::: 抜粋文

働く、住む、遊ぶ、食べる、買い物する、発見する。すべてが揃う街、恵比寿。
【宮澤氏】「恵比寿ガーデンプレイス」は、恵比寿の街と切っても切れない関係にあると思っています。当施設の魅力が上がると恵比寿の街の魅力も上がるし、その逆も然り。そして、ヱビスビール発祥の地である恵比寿は、私たちサッポログループにとって札幌と並ぶ大切な祖業の地です。
近年、恵比寿は「住みたい街」の上位ランキング常連というだけではなく、「働きたい街」としても評価される稀有なエリアになっています。長年この土地に身を置いてきた私から見ても、非常に個性的な街であるように感じられます。
都内の他の繁華街やオフィス街に比べると、恵比寿ははるかにコンパクトな規模の街です。それでいて、オフィスや商業スペース、映画館、美術館、飲食店などさまざまな機能を兼ね備えている。また、昔ながらの下町風情が残る商店街もあれば、そこに隣接した場所にミシュラン級の飲食店やセレクトショップなどハイエンドのお店が並んでいます。こういった多様さが、この街の大きな魅力です。

::::::

● **短い練習 a**
上の恵比寿についての抜粋文に照らして、次の三つの記述がそれぞれ合っているかを「はい」か「いいえ」で答え、判断の根拠となる抜粋文の語句をそのまま引用してください。(i) 恵比寿は都内の他の繁華街やオフィス街よりも規模の大きい街である。(ii) 恵比寿はヱビスビール発祥の地である。(iii) 恵比寿は「働きたい街」としても評価されている。

::: 課題の資料

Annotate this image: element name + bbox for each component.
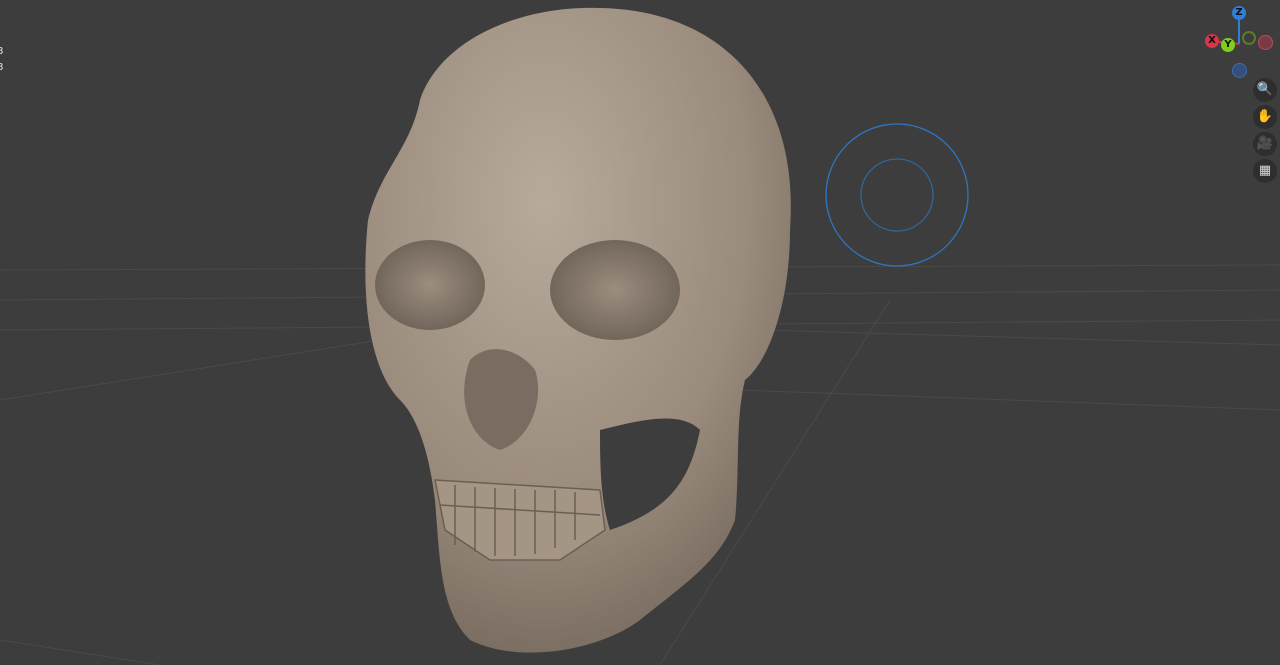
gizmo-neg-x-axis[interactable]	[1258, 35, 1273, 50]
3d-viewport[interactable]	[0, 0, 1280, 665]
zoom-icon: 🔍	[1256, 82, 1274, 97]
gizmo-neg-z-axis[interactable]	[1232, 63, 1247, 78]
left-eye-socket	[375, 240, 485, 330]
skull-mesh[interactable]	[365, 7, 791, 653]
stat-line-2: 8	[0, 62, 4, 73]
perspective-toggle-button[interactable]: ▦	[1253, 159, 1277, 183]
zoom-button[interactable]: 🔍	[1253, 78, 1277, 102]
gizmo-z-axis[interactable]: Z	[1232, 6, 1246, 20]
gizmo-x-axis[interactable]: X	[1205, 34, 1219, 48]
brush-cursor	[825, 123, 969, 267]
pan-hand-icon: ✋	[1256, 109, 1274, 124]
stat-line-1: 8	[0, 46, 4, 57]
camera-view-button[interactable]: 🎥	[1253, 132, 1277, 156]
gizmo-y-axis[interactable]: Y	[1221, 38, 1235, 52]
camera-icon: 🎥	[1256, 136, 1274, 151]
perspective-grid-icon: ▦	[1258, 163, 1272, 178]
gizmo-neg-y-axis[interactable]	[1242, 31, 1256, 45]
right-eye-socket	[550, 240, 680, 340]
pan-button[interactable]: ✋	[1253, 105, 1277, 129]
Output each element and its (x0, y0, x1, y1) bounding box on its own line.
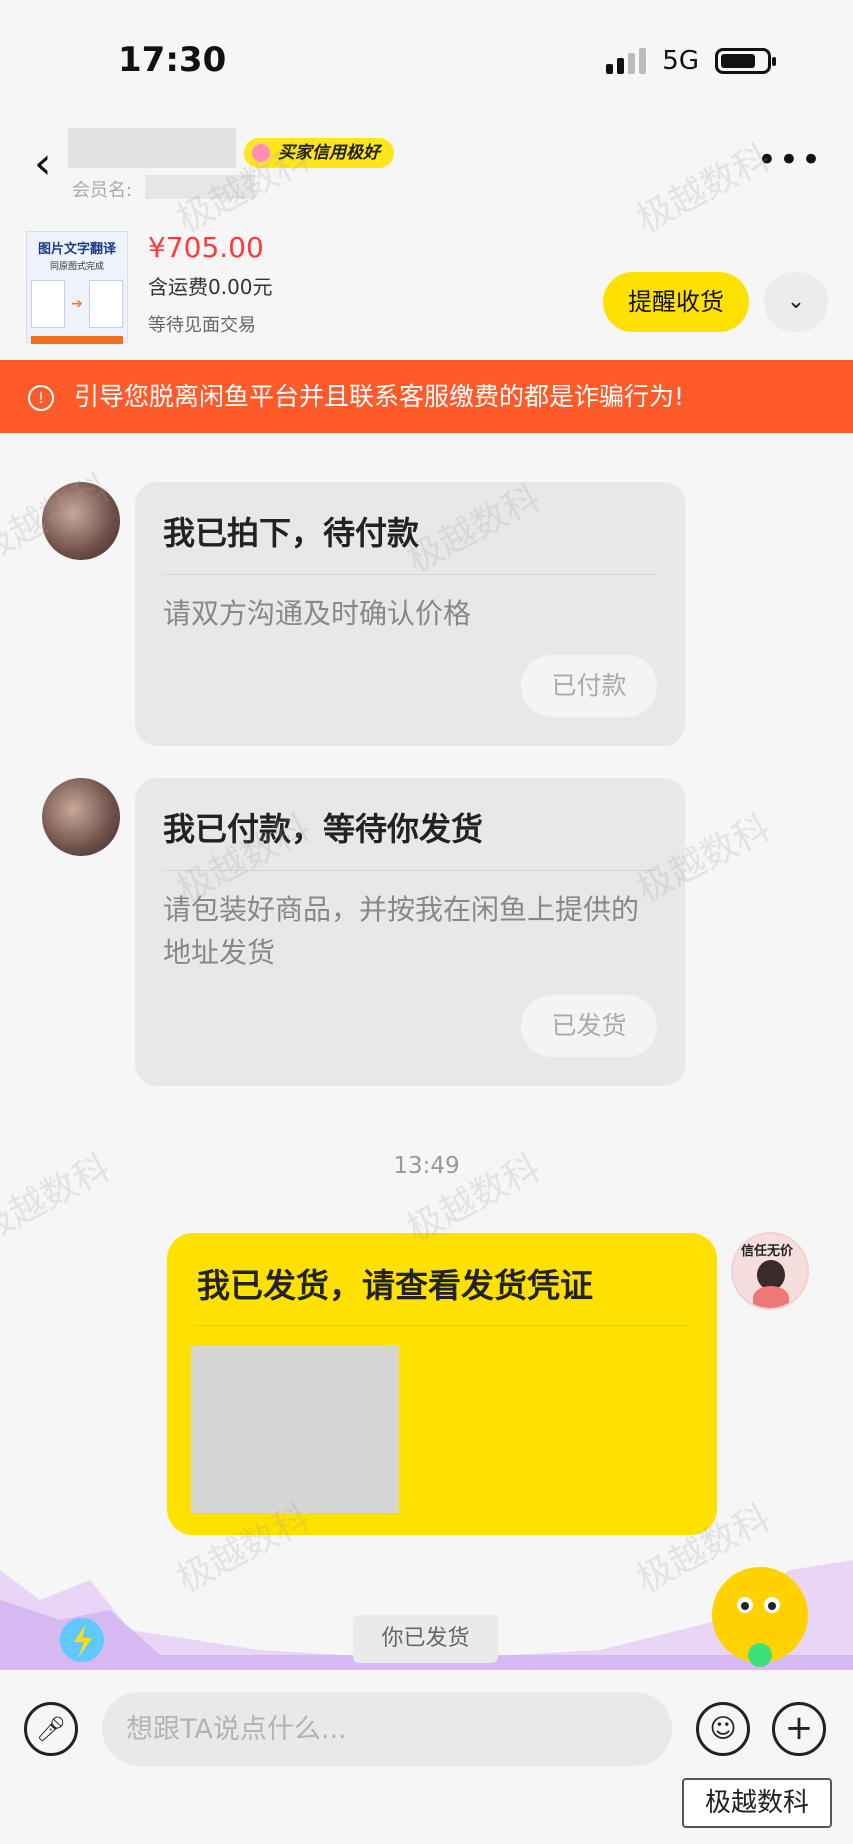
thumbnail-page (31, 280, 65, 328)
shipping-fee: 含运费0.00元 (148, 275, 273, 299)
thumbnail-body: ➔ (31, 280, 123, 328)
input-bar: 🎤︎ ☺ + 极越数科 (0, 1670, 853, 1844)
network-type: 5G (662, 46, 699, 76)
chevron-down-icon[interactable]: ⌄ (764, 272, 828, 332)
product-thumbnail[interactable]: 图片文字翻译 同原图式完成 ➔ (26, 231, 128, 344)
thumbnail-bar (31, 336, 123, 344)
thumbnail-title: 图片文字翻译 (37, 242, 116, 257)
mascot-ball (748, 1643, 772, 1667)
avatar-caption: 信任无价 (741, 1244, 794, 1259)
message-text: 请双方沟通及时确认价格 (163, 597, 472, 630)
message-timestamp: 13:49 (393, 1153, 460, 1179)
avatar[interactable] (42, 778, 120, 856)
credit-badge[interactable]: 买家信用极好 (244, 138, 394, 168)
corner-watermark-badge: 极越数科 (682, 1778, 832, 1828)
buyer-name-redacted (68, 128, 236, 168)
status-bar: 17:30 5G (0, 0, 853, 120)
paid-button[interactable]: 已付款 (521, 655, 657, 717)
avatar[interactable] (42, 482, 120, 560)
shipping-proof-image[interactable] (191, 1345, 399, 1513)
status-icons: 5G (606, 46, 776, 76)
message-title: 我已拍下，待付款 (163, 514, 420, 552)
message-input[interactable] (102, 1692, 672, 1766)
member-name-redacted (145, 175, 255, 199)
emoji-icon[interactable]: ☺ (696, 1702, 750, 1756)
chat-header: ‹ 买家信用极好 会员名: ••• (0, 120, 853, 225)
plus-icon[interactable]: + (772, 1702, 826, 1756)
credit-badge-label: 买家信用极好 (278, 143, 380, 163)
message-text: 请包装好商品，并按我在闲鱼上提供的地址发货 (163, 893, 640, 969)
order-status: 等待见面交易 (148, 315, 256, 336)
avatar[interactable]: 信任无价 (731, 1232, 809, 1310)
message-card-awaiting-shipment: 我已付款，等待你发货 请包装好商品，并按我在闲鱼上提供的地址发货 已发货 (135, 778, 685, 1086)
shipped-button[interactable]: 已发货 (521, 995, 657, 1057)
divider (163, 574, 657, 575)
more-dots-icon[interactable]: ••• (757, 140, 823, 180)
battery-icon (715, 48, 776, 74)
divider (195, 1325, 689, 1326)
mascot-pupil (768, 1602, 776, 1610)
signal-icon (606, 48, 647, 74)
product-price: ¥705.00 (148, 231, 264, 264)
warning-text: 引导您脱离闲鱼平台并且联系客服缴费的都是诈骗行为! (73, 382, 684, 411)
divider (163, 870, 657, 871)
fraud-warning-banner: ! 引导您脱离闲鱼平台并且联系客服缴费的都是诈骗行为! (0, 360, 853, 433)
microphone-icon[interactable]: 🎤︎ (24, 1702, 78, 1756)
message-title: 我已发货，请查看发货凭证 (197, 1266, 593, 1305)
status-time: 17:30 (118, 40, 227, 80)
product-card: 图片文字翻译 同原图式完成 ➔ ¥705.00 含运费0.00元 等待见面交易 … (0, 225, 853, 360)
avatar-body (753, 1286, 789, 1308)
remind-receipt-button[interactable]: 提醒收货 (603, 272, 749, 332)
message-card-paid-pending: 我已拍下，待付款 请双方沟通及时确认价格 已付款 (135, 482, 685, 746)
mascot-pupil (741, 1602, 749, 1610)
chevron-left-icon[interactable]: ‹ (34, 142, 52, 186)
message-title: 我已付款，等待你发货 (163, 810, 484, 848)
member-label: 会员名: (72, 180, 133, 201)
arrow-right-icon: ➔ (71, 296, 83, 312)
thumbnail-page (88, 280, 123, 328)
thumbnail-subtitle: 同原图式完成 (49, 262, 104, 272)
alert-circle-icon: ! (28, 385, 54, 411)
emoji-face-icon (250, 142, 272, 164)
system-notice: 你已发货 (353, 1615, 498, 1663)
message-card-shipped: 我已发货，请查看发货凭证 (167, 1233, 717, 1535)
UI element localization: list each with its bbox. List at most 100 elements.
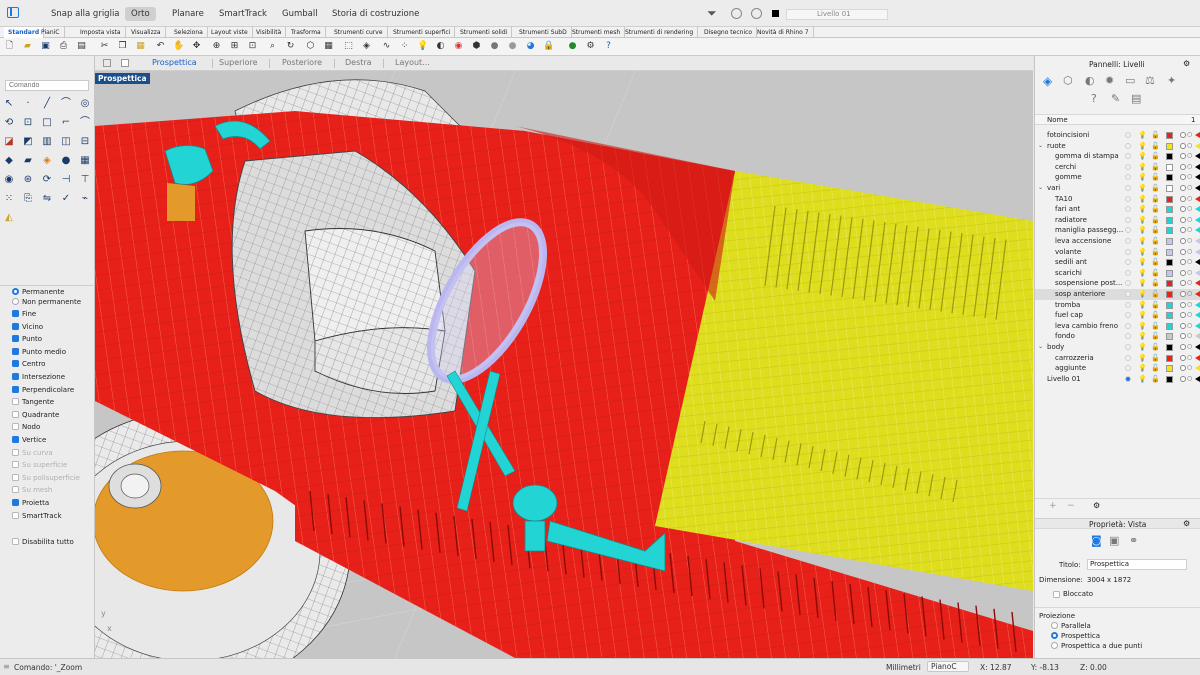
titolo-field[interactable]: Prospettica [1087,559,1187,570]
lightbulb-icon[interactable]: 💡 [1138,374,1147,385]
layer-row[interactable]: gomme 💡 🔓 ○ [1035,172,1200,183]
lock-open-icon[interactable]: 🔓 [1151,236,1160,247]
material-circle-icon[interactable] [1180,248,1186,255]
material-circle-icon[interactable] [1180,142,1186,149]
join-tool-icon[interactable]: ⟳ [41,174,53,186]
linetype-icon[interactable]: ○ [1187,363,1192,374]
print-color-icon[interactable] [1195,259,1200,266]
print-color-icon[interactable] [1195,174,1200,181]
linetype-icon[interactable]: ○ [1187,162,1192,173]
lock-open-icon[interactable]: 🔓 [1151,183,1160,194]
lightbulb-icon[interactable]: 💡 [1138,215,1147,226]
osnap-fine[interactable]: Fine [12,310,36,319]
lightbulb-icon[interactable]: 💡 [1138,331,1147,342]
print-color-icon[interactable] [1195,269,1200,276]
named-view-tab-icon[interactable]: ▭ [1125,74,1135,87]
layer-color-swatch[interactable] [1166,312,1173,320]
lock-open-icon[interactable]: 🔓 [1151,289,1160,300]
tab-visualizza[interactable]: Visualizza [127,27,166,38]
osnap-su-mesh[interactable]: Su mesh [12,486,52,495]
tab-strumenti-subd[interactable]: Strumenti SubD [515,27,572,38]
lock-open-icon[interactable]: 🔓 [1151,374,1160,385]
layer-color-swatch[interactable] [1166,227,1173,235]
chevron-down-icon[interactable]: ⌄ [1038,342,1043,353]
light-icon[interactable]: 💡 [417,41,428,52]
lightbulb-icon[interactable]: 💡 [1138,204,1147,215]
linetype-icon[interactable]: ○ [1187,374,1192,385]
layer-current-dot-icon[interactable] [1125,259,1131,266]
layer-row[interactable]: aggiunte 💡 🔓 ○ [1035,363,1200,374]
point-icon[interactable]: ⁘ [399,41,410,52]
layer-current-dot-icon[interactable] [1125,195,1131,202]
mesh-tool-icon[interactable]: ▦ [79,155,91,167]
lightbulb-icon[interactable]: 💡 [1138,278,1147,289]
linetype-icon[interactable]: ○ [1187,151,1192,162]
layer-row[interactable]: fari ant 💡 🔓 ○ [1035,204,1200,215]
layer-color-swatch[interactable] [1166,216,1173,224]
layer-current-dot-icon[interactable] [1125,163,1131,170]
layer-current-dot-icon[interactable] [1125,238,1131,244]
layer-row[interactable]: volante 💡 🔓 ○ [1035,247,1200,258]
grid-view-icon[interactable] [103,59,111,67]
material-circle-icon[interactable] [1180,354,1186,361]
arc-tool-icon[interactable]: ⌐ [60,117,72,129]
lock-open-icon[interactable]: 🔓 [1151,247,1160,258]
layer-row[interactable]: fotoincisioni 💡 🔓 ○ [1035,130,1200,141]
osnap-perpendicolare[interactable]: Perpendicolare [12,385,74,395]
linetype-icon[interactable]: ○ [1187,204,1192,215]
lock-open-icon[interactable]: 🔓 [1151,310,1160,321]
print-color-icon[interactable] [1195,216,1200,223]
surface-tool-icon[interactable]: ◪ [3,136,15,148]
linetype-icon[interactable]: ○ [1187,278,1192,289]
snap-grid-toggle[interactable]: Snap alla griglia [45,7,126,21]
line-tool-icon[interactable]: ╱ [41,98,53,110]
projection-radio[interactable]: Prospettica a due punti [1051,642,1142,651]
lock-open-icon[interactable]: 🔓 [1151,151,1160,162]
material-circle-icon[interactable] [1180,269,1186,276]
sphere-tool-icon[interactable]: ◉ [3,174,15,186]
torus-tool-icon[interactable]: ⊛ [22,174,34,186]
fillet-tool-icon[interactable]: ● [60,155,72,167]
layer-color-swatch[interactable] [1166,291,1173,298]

::::::

● **短い練習 b**
記録のうち、「titolo-field[interactable]: Prospettica [1087,559,1187,570]」を含む行から「tab-strumenti-subd[interactable]: Strumenti SubD」を含む行までを、「lock-open-icon」を「unlock-icon」に置き換えて書き直してください。ほかの部分は変えず、この範囲の行だけを示してください。

● **正しい結果 a**
(i) いいえ。「都内の他の繁華街やオフィス街に比べると、恵比寿ははるかにコンパクトな規模の街です」
(ii) はい。「ヱビスビール発祥の地である恵比寿は」
(iii) はい。「「働きたい街」としても評価される稀有なエリアになっています」

● **正しい結果 b**
titolo-field[interactable]: Prospettica [1087,559,1187,570]
lightbulb-icon[interactable]: 💡 [1138,374,1147,385]
layer-row[interactable]: gomme 💡 🔓 ○ [1035,172,1200,183]
unlock-icon[interactable]: 🔓 [1151,236,1160,247]
material-circle-icon[interactable] [1180,248,1186,255]
material-circle-icon[interactable] [1180,142,1186,149]
join-tool-icon[interactable]: ⟳ [41,174,53,186]
linetype-icon[interactable]: ○ [1187,363,1192,374]
print-color-icon[interactable] [1195,259,1200,266]
print-color-icon[interactable] [1195,174,1200,181]
linetype-icon[interactable]: ○ [1187,162,1192,173]
unlock-icon[interactable]: 🔓 [1151,183,1160,194]
lightbulb-icon[interactable]: 💡 [1138,215,1147,226]
osnap-fine[interactable]: Fine [12,310,36,319]
lightbulb-icon[interactable]: 💡 [1138,331,1147,342]
print-color-icon[interactable] [1195,269,1200,276]
named-view-tab-icon[interactable]: ▭ [1125,74,1135,87]
layer-color-swatch[interactable] [1166,312,1173,320]
unlock-icon[interactable]: 🔓 [1151,289,1160,300]
tab-visualizza[interactable]: Visualizza [127,27,166,38]
osnap-su-mesh[interactable]: Su mesh [12,486,52,495]
tab-strumenti-subd[interactable]: Strumenti SubD [515,27,572,38]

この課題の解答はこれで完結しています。